__WORK INSTRUCTIONS__: Some lines in the listing below may include the string "edge". How many are there? Give only the number.

__RECORDS PROVIDED__:
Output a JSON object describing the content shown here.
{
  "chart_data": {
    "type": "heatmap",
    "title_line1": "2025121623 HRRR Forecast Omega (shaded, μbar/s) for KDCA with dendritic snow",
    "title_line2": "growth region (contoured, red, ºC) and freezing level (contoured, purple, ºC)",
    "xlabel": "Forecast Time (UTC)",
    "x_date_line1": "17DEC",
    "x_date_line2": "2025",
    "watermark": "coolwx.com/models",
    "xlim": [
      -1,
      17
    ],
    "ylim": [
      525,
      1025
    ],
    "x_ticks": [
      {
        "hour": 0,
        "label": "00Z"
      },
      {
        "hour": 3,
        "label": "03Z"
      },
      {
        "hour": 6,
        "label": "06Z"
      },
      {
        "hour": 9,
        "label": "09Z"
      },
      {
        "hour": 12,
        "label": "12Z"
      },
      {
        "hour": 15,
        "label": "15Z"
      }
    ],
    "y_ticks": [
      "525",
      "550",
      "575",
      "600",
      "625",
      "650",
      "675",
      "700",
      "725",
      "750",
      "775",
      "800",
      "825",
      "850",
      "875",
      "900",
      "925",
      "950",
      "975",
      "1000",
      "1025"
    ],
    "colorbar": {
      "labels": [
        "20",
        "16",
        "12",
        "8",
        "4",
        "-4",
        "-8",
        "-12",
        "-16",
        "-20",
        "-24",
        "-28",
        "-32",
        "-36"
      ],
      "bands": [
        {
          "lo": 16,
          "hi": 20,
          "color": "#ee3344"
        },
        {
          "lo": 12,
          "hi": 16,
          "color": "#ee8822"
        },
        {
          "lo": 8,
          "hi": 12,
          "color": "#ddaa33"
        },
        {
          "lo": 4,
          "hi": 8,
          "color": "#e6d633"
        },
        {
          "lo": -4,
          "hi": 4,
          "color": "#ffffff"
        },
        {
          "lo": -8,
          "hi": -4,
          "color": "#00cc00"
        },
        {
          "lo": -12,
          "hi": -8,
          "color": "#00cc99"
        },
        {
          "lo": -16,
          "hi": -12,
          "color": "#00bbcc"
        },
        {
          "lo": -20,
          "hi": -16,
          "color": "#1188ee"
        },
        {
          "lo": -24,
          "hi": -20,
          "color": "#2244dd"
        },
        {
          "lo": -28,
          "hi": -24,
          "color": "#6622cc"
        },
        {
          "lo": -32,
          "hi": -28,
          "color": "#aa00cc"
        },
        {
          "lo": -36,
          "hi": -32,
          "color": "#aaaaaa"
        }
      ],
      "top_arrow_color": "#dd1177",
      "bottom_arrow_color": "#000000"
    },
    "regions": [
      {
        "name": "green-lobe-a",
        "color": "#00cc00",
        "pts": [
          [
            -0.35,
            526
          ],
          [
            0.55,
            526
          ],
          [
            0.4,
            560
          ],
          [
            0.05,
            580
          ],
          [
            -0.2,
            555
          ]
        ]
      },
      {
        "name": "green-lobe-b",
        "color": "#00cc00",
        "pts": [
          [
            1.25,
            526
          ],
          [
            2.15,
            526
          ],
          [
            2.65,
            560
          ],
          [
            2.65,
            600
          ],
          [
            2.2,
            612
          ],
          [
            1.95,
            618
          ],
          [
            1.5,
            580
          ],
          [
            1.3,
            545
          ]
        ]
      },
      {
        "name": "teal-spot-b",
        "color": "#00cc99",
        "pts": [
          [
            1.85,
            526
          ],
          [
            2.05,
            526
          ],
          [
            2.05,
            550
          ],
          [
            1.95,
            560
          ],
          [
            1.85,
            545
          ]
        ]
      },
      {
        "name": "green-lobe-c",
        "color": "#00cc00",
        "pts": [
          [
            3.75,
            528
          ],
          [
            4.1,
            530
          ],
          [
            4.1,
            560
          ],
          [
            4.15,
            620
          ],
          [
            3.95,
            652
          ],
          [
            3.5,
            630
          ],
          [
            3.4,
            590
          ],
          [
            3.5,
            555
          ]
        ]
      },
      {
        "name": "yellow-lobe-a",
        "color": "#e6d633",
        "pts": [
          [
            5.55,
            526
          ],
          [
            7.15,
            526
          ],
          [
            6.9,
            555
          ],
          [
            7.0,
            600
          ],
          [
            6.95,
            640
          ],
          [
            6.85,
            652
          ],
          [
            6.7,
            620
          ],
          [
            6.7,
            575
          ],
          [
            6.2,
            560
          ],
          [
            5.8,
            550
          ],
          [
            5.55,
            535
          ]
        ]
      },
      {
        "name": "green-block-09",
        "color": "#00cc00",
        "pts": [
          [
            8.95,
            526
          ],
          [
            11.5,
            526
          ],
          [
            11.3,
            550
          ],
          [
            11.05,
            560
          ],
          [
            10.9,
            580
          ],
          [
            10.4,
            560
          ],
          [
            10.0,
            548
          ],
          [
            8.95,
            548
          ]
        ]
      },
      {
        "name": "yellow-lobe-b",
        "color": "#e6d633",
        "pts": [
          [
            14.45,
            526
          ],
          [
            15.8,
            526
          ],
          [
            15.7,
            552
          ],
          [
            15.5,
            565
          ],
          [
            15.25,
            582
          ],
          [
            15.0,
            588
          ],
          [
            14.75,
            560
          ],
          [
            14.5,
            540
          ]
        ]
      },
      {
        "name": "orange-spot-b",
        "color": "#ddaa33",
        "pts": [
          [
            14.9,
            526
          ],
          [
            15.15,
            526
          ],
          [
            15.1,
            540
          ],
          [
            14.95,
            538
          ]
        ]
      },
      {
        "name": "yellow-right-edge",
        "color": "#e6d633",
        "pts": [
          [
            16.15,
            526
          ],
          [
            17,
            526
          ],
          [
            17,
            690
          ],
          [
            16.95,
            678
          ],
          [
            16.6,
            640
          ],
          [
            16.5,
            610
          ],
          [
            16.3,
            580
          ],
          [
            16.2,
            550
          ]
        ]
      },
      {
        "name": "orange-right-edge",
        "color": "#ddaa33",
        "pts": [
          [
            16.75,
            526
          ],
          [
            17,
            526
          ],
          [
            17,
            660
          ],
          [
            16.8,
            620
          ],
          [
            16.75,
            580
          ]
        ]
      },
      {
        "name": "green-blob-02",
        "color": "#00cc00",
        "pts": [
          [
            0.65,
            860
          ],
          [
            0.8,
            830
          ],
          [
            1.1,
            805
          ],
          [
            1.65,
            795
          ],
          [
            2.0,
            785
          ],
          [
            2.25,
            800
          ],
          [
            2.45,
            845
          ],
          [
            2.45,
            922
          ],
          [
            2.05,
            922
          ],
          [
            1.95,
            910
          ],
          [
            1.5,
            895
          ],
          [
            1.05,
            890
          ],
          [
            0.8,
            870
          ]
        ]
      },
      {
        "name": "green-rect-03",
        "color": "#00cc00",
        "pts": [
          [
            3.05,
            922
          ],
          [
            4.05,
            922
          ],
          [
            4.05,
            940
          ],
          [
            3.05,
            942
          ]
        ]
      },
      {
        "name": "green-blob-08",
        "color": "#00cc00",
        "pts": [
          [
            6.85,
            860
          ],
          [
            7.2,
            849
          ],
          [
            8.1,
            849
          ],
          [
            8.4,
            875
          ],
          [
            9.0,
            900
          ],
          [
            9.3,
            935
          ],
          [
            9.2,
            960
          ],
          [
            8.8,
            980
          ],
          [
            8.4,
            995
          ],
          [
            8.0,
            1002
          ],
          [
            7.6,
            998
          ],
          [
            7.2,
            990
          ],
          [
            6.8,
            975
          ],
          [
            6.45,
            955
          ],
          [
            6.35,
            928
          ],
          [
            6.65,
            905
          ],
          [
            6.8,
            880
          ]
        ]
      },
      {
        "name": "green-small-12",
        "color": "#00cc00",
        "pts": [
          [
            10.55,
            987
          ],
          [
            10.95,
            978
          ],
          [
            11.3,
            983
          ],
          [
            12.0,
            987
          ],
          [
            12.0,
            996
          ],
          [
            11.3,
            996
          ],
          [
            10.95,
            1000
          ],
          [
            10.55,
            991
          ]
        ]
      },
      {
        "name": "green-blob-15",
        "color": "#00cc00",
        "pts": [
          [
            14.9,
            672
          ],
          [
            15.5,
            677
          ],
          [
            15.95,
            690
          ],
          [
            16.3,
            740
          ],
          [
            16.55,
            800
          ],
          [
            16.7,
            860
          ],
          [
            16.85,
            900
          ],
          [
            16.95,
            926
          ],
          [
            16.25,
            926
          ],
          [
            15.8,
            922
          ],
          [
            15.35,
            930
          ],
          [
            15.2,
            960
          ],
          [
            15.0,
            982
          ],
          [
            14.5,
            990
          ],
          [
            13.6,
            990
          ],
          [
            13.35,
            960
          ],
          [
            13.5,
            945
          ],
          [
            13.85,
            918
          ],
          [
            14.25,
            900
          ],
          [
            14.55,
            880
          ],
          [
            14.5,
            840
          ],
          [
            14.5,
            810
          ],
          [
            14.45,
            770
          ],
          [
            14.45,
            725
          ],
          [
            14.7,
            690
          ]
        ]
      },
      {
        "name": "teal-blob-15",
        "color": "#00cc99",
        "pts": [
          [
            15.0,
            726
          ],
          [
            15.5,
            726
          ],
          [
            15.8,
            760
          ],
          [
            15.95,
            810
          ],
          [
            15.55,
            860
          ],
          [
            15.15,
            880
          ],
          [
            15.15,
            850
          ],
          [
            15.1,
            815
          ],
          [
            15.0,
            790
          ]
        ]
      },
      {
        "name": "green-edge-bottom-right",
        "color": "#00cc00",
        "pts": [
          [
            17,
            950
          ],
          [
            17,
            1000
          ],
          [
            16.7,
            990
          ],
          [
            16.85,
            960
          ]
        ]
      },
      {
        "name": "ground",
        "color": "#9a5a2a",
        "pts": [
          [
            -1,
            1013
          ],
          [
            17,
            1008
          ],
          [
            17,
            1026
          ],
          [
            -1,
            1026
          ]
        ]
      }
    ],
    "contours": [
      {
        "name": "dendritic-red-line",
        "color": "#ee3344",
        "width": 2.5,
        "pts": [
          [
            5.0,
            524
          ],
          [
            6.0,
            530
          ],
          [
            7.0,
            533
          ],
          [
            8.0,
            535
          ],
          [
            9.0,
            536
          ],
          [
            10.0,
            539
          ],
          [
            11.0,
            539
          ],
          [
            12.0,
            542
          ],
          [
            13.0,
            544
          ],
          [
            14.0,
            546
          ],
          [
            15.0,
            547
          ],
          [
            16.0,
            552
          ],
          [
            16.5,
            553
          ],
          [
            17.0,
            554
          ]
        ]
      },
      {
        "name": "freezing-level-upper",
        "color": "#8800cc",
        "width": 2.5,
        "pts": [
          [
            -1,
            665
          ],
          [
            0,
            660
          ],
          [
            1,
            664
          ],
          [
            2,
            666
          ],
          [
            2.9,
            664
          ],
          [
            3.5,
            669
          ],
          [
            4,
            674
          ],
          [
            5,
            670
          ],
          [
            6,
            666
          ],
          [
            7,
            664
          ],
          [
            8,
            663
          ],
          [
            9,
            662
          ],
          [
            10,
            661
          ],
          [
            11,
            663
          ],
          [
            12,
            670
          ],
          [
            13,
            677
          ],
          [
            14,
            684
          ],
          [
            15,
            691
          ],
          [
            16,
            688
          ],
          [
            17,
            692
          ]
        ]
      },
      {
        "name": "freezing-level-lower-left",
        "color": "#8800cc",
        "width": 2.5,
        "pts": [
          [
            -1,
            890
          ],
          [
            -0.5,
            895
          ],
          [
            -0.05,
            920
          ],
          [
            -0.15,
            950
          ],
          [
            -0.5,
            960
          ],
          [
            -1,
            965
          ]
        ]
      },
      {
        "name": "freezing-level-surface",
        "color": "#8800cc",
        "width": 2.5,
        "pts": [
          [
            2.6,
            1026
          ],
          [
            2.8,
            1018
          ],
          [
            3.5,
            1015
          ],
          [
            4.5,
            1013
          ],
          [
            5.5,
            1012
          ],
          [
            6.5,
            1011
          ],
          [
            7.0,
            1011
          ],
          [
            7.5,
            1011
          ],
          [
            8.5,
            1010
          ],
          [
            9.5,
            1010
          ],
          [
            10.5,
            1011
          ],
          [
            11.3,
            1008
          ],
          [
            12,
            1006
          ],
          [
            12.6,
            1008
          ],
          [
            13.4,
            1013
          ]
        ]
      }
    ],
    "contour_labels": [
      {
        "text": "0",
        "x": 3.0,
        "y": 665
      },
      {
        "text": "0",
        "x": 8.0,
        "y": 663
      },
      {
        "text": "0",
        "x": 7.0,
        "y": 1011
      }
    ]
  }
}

__TASK RESULT__: 3